* **To do**:
What is the number of lines containing "Date"? Give only that number.

::::::::::

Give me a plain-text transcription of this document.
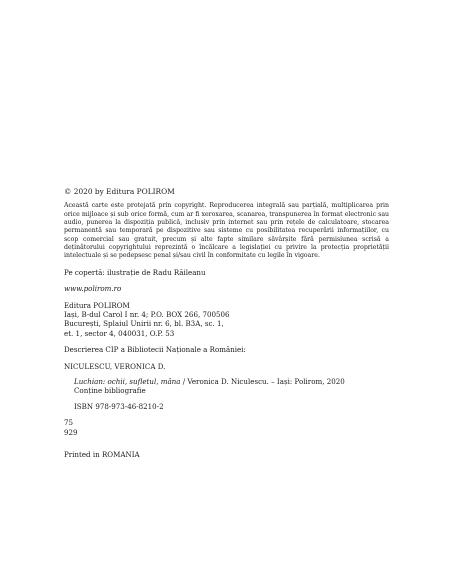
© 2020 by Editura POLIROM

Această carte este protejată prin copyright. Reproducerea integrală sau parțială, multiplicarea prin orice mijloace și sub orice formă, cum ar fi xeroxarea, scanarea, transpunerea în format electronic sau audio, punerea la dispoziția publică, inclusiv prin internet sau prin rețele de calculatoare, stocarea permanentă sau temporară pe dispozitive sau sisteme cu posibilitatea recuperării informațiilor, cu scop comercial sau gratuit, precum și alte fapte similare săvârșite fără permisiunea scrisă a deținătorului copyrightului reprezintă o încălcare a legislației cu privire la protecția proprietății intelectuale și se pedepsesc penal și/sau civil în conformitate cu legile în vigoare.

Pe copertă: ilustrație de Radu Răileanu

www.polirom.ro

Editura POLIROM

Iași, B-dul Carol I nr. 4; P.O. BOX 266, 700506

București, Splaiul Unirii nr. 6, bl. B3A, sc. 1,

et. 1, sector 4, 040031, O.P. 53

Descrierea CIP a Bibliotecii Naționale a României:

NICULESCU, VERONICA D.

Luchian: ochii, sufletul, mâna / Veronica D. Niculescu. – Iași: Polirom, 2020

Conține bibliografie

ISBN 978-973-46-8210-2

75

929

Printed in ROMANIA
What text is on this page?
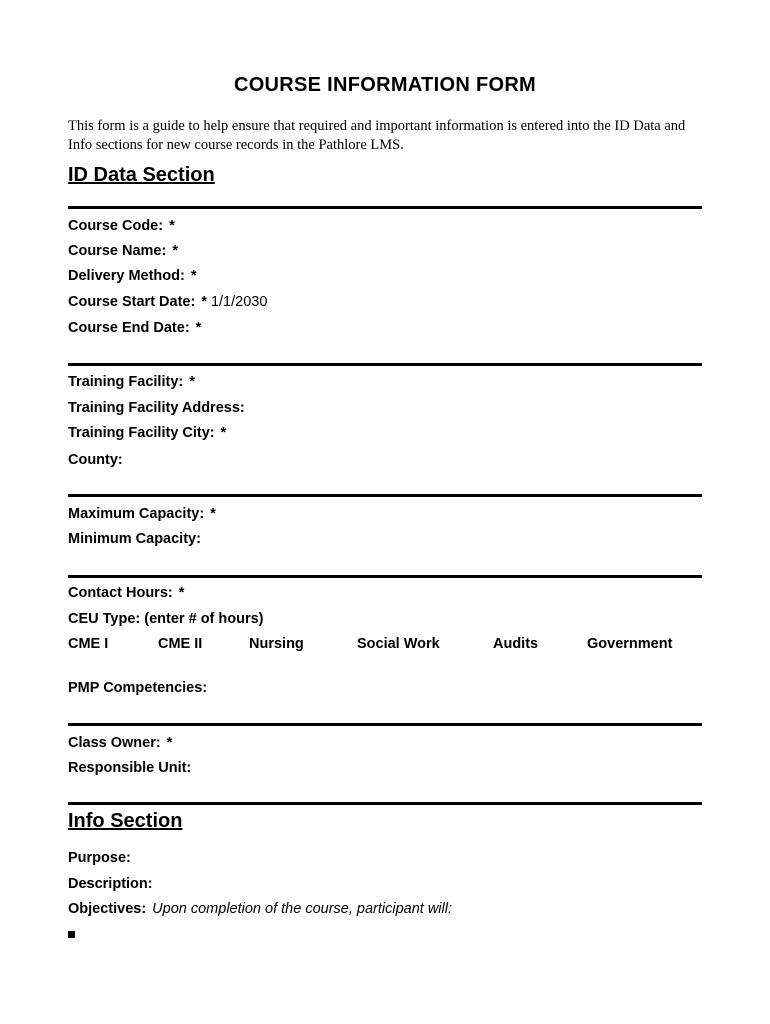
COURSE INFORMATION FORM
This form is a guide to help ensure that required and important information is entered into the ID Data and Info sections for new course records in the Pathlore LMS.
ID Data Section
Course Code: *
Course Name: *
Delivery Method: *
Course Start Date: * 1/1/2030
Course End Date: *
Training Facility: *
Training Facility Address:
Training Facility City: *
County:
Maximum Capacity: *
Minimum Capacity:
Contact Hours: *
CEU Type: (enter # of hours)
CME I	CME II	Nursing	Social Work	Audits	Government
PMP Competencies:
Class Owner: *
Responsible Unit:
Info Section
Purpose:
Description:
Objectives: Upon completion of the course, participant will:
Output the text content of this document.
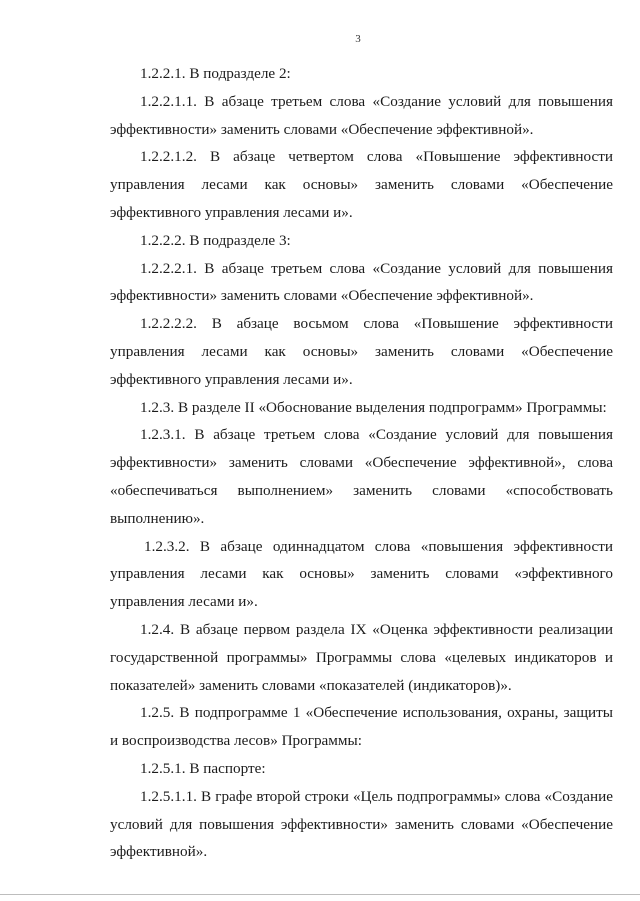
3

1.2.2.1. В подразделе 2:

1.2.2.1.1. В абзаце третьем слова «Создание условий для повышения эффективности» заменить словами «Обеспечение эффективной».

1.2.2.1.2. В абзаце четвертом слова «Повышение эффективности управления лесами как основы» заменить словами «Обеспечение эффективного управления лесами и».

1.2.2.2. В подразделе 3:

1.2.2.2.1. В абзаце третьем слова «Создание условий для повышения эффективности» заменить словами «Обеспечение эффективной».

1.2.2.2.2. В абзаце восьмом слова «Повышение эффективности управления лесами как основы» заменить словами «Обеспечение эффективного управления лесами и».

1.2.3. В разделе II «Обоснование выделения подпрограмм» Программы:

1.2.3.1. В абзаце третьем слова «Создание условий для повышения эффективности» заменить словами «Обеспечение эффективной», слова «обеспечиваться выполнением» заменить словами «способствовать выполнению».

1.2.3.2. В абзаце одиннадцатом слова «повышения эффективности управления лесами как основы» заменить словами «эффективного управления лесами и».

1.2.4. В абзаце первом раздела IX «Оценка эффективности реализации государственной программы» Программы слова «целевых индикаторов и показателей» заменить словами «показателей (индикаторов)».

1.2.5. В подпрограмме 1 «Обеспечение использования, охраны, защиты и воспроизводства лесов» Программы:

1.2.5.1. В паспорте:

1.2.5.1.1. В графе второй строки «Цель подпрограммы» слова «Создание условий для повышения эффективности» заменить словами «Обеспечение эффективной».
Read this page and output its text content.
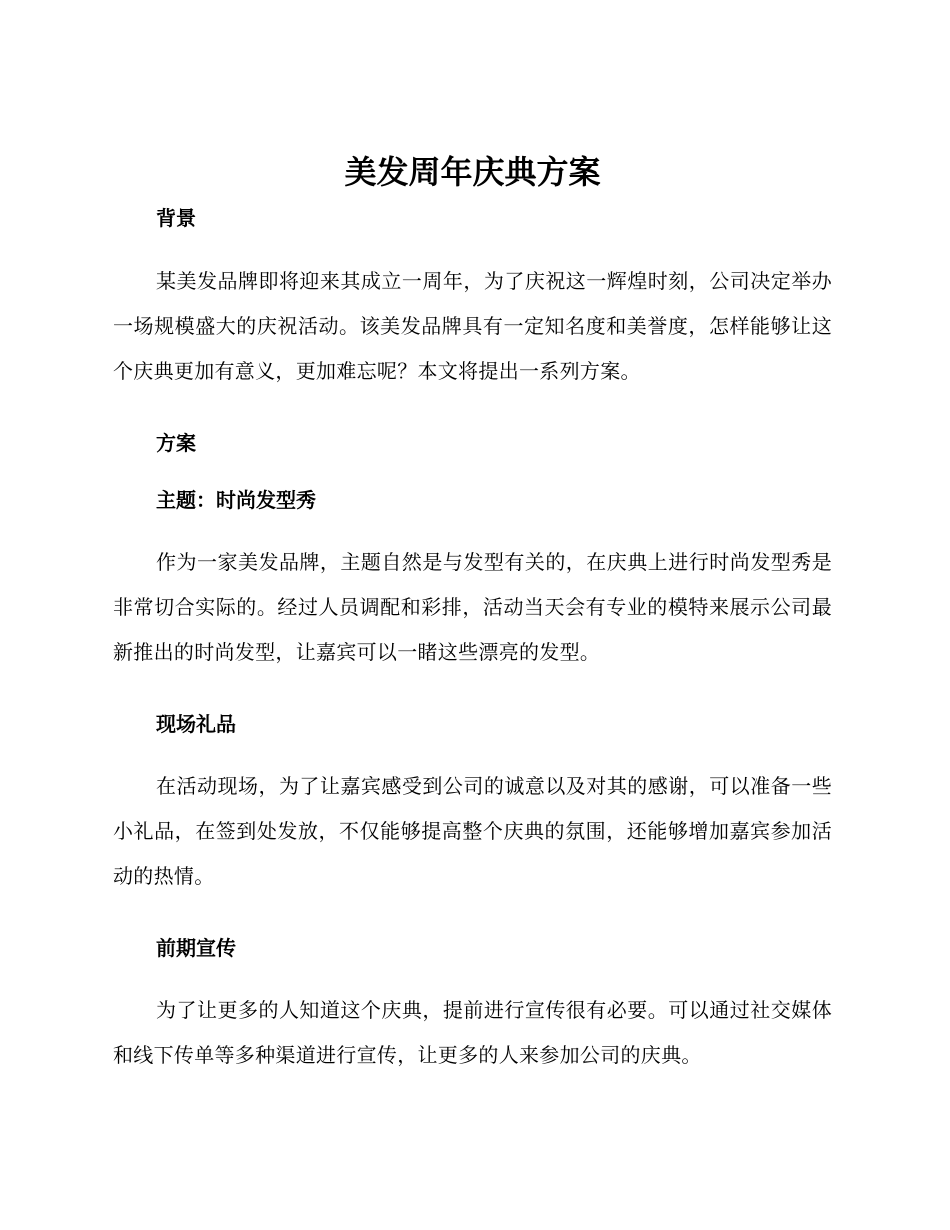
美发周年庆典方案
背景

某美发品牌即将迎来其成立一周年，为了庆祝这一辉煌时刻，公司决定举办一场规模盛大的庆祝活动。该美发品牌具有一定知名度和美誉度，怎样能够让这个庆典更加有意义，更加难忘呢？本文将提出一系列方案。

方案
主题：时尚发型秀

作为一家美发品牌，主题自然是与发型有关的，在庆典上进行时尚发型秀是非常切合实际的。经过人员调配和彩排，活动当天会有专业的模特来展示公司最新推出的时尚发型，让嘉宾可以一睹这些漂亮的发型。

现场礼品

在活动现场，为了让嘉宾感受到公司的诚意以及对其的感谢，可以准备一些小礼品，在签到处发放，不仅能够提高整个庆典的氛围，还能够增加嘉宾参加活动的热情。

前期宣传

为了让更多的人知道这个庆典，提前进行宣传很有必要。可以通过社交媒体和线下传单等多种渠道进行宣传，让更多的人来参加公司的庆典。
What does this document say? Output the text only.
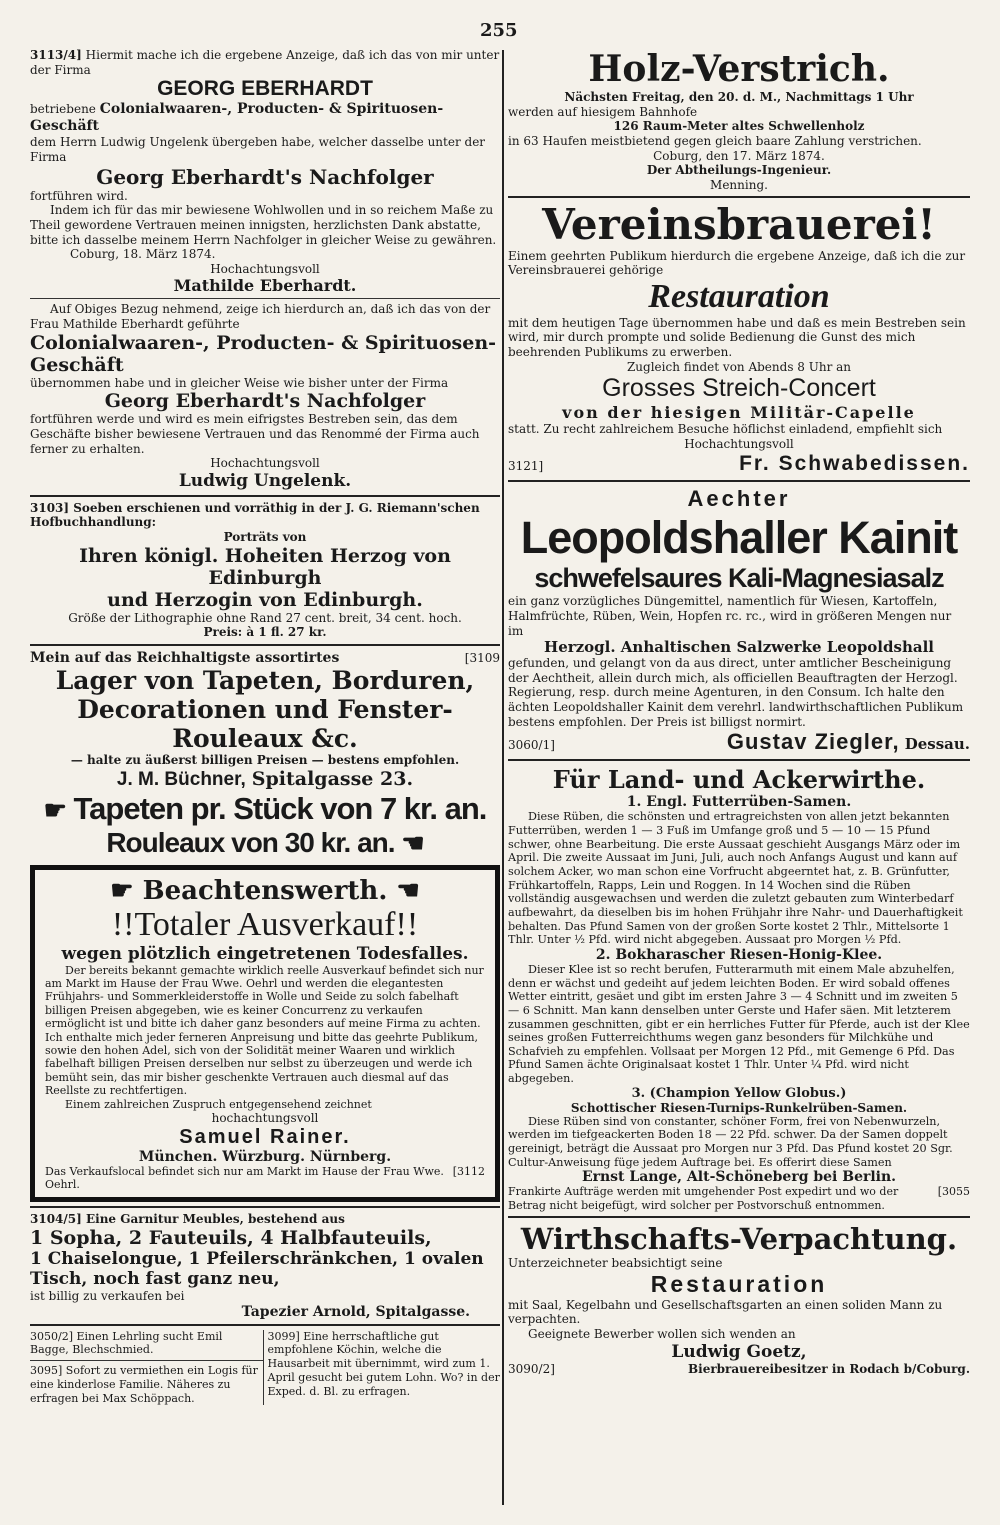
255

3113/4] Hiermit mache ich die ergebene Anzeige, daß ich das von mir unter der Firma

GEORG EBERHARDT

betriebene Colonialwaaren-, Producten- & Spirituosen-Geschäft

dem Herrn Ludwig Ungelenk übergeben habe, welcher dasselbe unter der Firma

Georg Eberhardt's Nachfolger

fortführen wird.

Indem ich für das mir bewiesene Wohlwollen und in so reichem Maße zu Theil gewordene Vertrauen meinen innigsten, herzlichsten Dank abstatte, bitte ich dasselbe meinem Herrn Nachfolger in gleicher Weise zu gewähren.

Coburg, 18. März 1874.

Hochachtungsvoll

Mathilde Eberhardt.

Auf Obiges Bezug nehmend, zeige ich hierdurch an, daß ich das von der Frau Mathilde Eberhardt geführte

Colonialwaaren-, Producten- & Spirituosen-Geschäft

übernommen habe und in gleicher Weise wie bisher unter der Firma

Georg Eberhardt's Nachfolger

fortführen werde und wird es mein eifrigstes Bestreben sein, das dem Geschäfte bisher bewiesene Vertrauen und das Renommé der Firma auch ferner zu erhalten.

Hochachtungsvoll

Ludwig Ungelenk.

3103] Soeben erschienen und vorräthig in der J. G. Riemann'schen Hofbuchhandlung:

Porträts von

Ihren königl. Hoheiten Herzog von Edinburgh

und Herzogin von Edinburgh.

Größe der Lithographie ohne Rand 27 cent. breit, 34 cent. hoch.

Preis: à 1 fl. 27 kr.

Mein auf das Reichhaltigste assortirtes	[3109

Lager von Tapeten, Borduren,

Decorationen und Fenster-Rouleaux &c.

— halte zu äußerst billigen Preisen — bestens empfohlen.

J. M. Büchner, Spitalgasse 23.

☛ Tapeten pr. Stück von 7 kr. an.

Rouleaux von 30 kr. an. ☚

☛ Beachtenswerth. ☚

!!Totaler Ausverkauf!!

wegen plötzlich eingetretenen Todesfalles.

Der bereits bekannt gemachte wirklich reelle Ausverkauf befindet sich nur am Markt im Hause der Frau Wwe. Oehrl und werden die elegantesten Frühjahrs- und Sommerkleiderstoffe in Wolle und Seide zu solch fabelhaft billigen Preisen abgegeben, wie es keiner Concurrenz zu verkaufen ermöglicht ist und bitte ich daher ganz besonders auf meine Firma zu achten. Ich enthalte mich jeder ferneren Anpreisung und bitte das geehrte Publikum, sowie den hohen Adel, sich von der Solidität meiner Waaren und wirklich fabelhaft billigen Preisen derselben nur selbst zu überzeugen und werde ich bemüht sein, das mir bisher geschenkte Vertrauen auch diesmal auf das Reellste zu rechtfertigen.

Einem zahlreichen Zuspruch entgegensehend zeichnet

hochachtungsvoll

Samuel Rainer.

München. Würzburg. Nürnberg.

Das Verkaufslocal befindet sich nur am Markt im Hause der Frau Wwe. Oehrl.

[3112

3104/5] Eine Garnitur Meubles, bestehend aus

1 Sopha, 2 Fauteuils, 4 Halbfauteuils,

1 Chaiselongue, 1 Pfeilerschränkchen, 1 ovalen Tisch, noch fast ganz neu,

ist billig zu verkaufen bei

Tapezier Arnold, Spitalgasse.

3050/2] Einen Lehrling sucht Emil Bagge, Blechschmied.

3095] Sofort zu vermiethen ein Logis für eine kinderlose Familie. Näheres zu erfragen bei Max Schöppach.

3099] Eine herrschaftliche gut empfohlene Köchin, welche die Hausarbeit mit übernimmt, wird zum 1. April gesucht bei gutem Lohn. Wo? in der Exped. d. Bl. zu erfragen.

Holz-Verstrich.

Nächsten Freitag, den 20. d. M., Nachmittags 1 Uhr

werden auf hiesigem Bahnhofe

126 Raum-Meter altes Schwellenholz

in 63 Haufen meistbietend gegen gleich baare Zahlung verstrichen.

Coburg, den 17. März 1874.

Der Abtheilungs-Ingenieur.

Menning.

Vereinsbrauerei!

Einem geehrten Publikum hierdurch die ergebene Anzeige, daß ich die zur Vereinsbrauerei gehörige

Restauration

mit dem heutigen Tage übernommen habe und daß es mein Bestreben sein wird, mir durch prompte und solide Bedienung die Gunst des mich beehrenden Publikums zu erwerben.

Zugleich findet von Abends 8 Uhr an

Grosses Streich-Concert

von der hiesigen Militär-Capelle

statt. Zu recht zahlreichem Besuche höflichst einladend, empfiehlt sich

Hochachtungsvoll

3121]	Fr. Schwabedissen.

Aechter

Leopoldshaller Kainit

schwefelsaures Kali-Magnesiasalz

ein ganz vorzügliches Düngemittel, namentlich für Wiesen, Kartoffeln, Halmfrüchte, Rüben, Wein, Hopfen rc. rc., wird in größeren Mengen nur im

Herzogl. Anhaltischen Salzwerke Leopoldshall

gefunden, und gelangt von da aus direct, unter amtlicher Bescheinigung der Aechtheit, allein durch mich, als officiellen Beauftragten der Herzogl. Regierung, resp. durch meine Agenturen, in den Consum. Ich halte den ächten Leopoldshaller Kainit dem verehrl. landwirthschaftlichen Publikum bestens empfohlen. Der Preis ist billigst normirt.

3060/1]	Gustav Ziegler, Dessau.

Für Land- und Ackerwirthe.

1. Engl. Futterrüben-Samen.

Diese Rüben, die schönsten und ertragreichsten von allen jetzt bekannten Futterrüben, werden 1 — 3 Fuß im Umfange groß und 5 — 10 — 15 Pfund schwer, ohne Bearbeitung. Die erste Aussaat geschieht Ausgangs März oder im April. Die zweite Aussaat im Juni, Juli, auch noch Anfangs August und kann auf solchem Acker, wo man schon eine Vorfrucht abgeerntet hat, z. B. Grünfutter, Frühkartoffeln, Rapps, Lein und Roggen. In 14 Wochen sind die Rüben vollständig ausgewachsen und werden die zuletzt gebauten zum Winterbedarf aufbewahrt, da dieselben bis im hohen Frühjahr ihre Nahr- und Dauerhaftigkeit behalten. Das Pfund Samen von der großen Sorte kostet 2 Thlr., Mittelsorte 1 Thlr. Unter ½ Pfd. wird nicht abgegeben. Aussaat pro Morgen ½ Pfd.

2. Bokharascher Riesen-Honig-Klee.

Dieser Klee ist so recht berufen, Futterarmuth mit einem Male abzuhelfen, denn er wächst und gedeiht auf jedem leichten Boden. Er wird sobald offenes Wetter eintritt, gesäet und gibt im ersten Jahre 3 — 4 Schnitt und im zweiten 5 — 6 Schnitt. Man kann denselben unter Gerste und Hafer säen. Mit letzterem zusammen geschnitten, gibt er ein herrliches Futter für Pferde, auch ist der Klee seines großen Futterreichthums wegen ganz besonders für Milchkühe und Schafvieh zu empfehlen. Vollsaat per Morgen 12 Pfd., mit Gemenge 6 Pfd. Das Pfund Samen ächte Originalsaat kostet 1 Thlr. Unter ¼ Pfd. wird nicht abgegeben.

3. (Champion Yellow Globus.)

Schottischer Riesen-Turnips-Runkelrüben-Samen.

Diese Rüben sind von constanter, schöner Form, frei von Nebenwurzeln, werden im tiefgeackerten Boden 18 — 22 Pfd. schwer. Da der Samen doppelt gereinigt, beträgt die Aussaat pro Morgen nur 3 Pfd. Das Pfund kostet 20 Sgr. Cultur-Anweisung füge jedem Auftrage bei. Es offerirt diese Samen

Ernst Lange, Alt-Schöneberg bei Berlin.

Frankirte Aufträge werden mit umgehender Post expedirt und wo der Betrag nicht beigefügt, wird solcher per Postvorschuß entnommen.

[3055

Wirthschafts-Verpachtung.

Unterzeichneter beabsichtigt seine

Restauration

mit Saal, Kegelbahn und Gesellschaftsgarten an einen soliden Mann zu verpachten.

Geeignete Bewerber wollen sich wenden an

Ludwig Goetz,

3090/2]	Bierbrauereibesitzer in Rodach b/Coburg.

::::::::::

* **Reply to the exercise**:
2